N° 97 (Suppl.), April 2005 


the experience and pastoral projects 

of the Shrine of Fatima 

in an ecumenical environment 


Rev. Msgr. Luciano Gomes Guerra

Rector of the Shrine of Fatima 



I begin by asking you a favour: Please let me use the word "ecumenical", not only in the sense of Christian unity, but also in the sense closer to its etymon, that is, so universal that it may include all the relationships between all living beings. Further on I'll explain the reason for this request of mine.

1. The past

Let's begin with the pilgrims or visitors that are Christian but not Catholic. Located in Portugal, a country with a large Catholic majority and without significant representation of other Christian communities, the Shrine of Fatima, which welcomes today between four and five million pilgrims a year, is little, or even not at all, visited by Portuguese who are not Catholic.

The Orthodox Churches in Portugal have little, almost invisible, representation, although they are growing in numbers, due to the fact that Portugal is a destination very much sought after by immigrants from Eastern Europe. Some of these – who we believe are Orthodox – visit regularly the Shrine of Fatima, taking part in its celebrations, without needing to be identified.

Our Protestant brothers still find it today very difficult to settle in Portugal, not only because they find here an historic climate of hostility, but also because they themselves feel the need to use arguments that are hostile to Catholics in order to define their own identity and find favourable ground. Their aversion to the Catholic Church and to the Marian cult reaches the Shrine of Fatima, and sometimes they do not resist manifesting it publicly.

Very rare are the Protestants who come from other countries or who in other countries have manifested sympathy towards Our Lady of Fatima, if we look at the data of «Voz da Fátima» (Voice of Fatima), official newspaper of the Shrine.

The new religious movements, some inspired by Christianity, some by Eastern religions, coming chiefly from America, both North and South, with very active methods and personnel, recruit their members from among Catholics of two kinds: people with a deficient religious education and with rare or no participation at all in the life of the community. A lot of these people are looking for miraculous solutions to serious problems of all kinds. These groups are also opposed to the Marian cult and to Fatima.

▸ INFORMATION SUPPLIED

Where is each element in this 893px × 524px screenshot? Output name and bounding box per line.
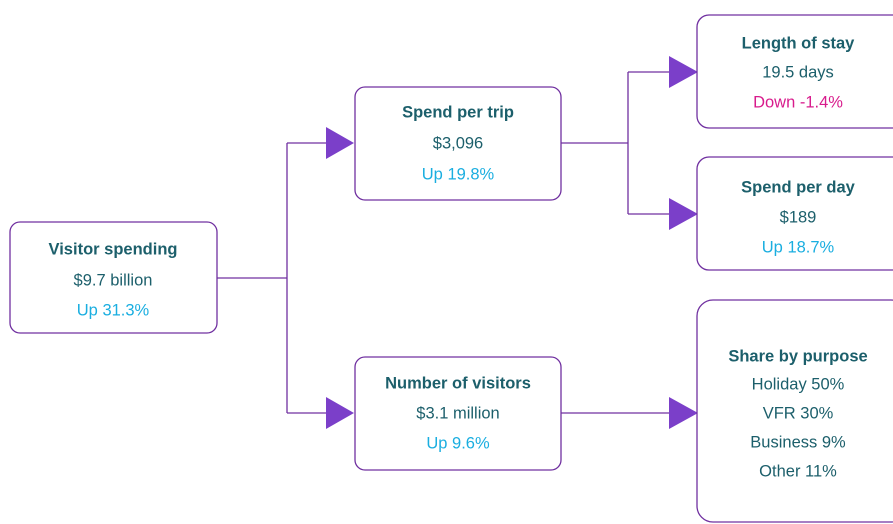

▸ EXERCISE A
According to the Fatima address, how many pilgrims does the Shrine of Fatima welcome each year?
▸ EXERCISE B
Please reproduce the Fatima address from "Very rare are" to "of the Shrine.".
The material is from a different source than the Fatima address.

▸ OUTPUT A
Between four and five million.

▸ OUTPUT B
Very rare are the Protestants who come from other countries or who in other countries have manifested sympathy towards Our Lady of Fatima, if we look at the data of «Voz da Fátima» (Voice of Fatima), official newspaper of the Shrine.